**PROMPT**
Find every line containing the word "bottom" and report the count, nothing more.
[Start of ENTRIES SHOWN]
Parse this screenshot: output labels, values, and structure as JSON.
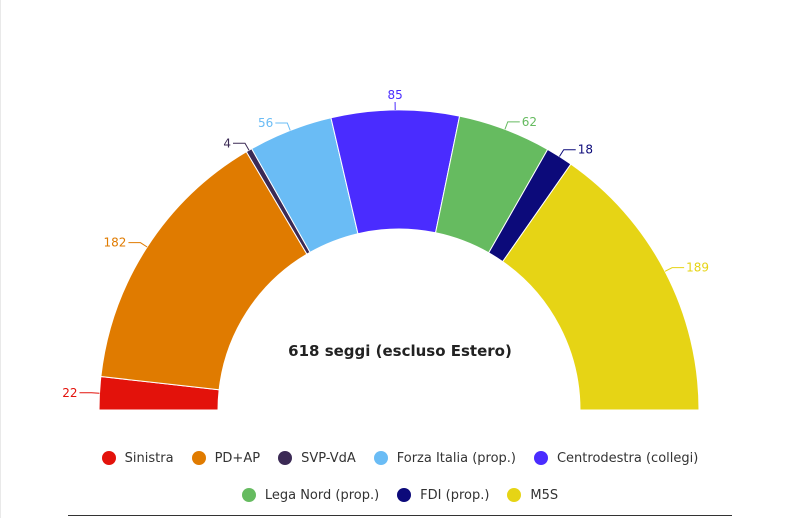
{
  "chart_data": {
    "type": "parliament",
    "title": "618 seggi (escluso Estero)",
    "series": [
      {
        "name": "Sinistra",
        "value": 22,
        "color": "#e3120b"
      },
      {
        "name": "PD+AP",
        "value": 182,
        "color": "#e07b00"
      },
      {
        "name": "SVP-VdA",
        "value": 4,
        "color": "#3b2a55"
      },
      {
        "name": "Forza Italia (prop.)",
        "value": 56,
        "color": "#6abcf5"
      },
      {
        "name": "Centrodestra (collegi)",
        "value": 85,
        "color": "#4a2cff"
      },
      {
        "name": "Lega Nord (prop.)",
        "value": 62,
        "color": "#66bb60"
      },
      {
        "name": "FDI (prop.)",
        "value": 18,
        "color": "#0c0a7a"
      },
      {
        "name": "M5S",
        "value": 189,
        "color": "#e6d415"
      }
    ],
    "legend_position": "bottom"
  }
}
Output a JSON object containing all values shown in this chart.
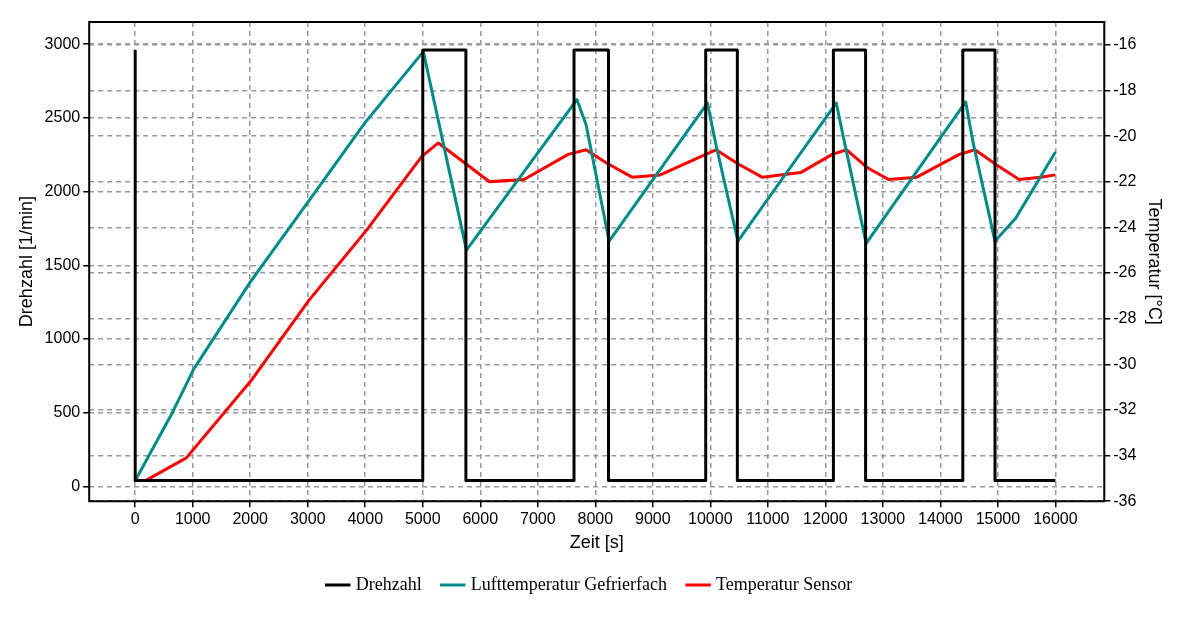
{
  "chart_data": {
    "type": "line",
    "xlabel": "Zeit [s]",
    "ylabel": "Drehzahl [1/min]",
    "y2label": "Temperatur [°C]",
    "xlim": [
      -800,
      16850
    ],
    "xticks": [
      0,
      1000,
      2000,
      3000,
      4000,
      5000,
      6000,
      7000,
      8000,
      9000,
      10000,
      11000,
      12000,
      13000,
      14000,
      15000,
      16000
    ],
    "ylim": [
      -100,
      3150
    ],
    "yticks": [
      0,
      500,
      1000,
      1500,
      2000,
      2500,
      3000
    ],
    "y2lim": [
      -36,
      -15
    ],
    "y2ticks": [
      -36,
      -34,
      -32,
      -30,
      -28,
      -26,
      -24,
      -22,
      -20,
      -18,
      -16
    ],
    "grid": true,
    "legend": "bottom",
    "marker": "none",
    "series": [
      {
        "name": "Drehzahl",
        "type": "step",
        "color": "#000000",
        "x": [
          0,
          0,
          5000,
          5750,
          7630,
          8230,
          9920,
          10470,
          12140,
          12700,
          14390,
          14950,
          16000
        ],
        "values": [
          2960,
          40,
          2960,
          40,
          2960,
          40,
          2960,
          40,
          2960,
          40,
          2960,
          40,
          40
        ]
      },
      {
        "name": "Lufttemperatur Gefrierfach",
        "axis": "y2",
        "color": "#008b8b",
        "x": [
          0,
          650,
          1020,
          2000,
          3000,
          4000,
          5010,
          5760,
          7680,
          7840,
          8240,
          9950,
          10100,
          10480,
          12190,
          12310,
          12710,
          14440,
          14570,
          14950,
          15310,
          16000
        ],
        "values": [
          -35.1,
          -32.1,
          -30.2,
          -26.4,
          -22.9,
          -19.4,
          -16.3,
          -25.0,
          -18.4,
          -19.5,
          -24.6,
          -18.55,
          -20.4,
          -24.6,
          -18.55,
          -20.0,
          -24.7,
          -18.5,
          -20.3,
          -24.6,
          -23.6,
          -20.7
        ]
      },
      {
        "name": "Temperatur Sensor",
        "axis": "y2",
        "color": "#ff0000",
        "x": [
          180,
          890,
          2020,
          3020,
          4030,
          4980,
          5270,
          5690,
          6160,
          6760,
          7530,
          7840,
          8210,
          8640,
          9130,
          9920,
          10100,
          10470,
          10900,
          11570,
          12120,
          12370,
          12740,
          13100,
          13590,
          14330,
          14600,
          15000,
          15370,
          15740,
          16000
        ],
        "values": [
          -35.1,
          -34.1,
          -30.7,
          -27.2,
          -24.1,
          -20.9,
          -20.3,
          -21.1,
          -22.0,
          -21.9,
          -20.8,
          -20.6,
          -21.2,
          -21.8,
          -21.7,
          -20.8,
          -20.6,
          -21.2,
          -21.8,
          -21.6,
          -20.8,
          -20.6,
          -21.4,
          -21.9,
          -21.8,
          -20.8,
          -20.6,
          -21.3,
          -21.9,
          -21.8,
          -21.7
        ]
      }
    ]
  }
}
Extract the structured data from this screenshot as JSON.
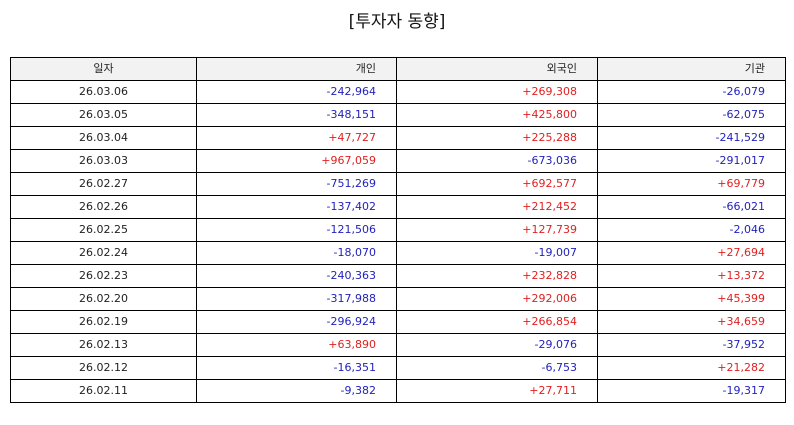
{
  "title": "[투자자 동향]",
  "colors": {
    "positive": "#e02020",
    "negative": "#2222bb",
    "header_bg": "#f2f2f2"
  },
  "table": {
    "headers": [
      "일자",
      "개인",
      "외국인",
      "기관"
    ],
    "rows": [
      [
        "26.03.06",
        "-242,964",
        "+269,308",
        "-26,079"
      ],
      [
        "26.03.05",
        "-348,151",
        "+425,800",
        "-62,075"
      ],
      [
        "26.03.04",
        "+47,727",
        "+225,288",
        "-241,529"
      ],
      [
        "26.03.03",
        "+967,059",
        "-673,036",
        "-291,017"
      ],
      [
        "26.02.27",
        "-751,269",
        "+692,577",
        "+69,779"
      ],
      [
        "26.02.26",
        "-137,402",
        "+212,452",
        "-66,021"
      ],
      [
        "26.02.25",
        "-121,506",
        "+127,739",
        "-2,046"
      ],
      [
        "26.02.24",
        "-18,070",
        "-19,007",
        "+27,694"
      ],
      [
        "26.02.23",
        "-240,363",
        "+232,828",
        "+13,372"
      ],
      [
        "26.02.20",
        "-317,988",
        "+292,006",
        "+45,399"
      ],
      [
        "26.02.19",
        "-296,924",
        "+266,854",
        "+34,659"
      ],
      [
        "26.02.13",
        "+63,890",
        "-29,076",
        "-37,952"
      ],
      [
        "26.02.12",
        "-16,351",
        "-6,753",
        "+21,282"
      ],
      [
        "26.02.11",
        "-9,382",
        "+27,711",
        "-19,317"
      ]
    ]
  }
}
[End of ENTRIES SHOWN]
**EXERCISE OUTPUT**
2